### Source data
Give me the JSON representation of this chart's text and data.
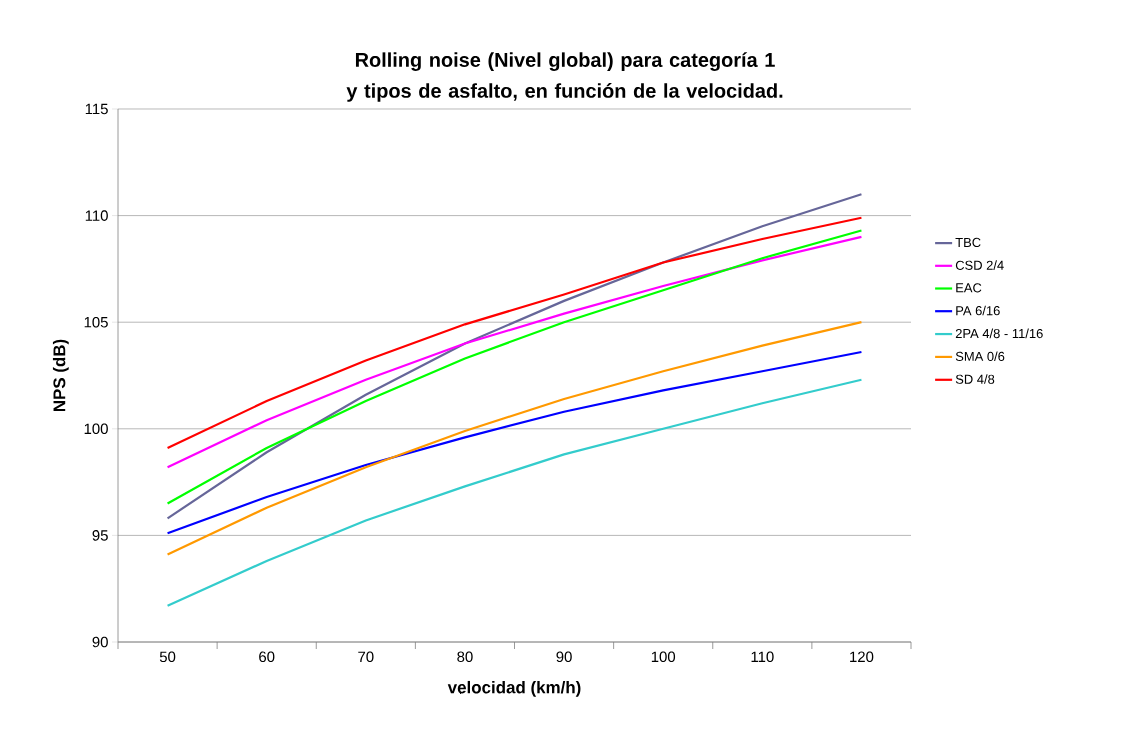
{
  "chart_data": {
    "type": "line",
    "title": "Rolling noise (Nivel global) para categoría 1 y tipos de asfalto, en función de la velocidad.",
    "xlabel": "velocidad (km/h)",
    "ylabel": "NPS (dB)",
    "categories": [
      "50",
      "60",
      "70",
      "80",
      "90",
      "100",
      "110",
      "120"
    ],
    "ylim": [
      90,
      115
    ],
    "yticks": [
      90,
      95,
      100,
      105,
      110,
      115
    ],
    "grid": "y",
    "legend": "right",
    "marker": "none",
    "line_style": "solid",
    "series": [
      {
        "name": "TBC",
        "color": "#666699",
        "values": [
          95.8,
          98.9,
          101.6,
          104.0,
          106.0,
          107.8,
          109.5,
          111.0
        ]
      },
      {
        "name": "CSD 2/4",
        "color": "#ff00ff",
        "values": [
          98.2,
          100.4,
          102.3,
          104.0,
          105.4,
          106.7,
          107.9,
          109.0
        ]
      },
      {
        "name": "EAC",
        "color": "#00ff00",
        "values": [
          96.5,
          99.1,
          101.3,
          103.3,
          105.0,
          106.5,
          108.0,
          109.3
        ]
      },
      {
        "name": "PA 6/16",
        "color": "#0000ff",
        "values": [
          95.1,
          96.8,
          98.3,
          99.6,
          100.8,
          101.8,
          102.7,
          103.6
        ]
      },
      {
        "name": "2PA 4/8 - 11/16",
        "color": "#33cccc",
        "values": [
          91.7,
          93.8,
          95.7,
          97.3,
          98.8,
          100.0,
          101.2,
          102.3
        ]
      },
      {
        "name": "SMA 0/6",
        "color": "#ff9900",
        "values": [
          94.1,
          96.3,
          98.2,
          99.9,
          101.4,
          102.7,
          103.9,
          105.0
        ]
      },
      {
        "name": "SD 4/8",
        "color": "#ff0000",
        "values": [
          99.1,
          101.3,
          103.2,
          104.9,
          106.3,
          107.8,
          108.9,
          109.9
        ]
      }
    ]
  }
}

### What the exercise asks
Every line that holds the word "name" should be extracted.

### Worked solution
        "name": "TBC",
        "name": "CSD 2/4",
        "name": "EAC",
        "name": "PA 6/16",
        "name": "2PA 4/8 - 11/16",
        "name": "SMA 0/6",
        "name": "SD 4/8",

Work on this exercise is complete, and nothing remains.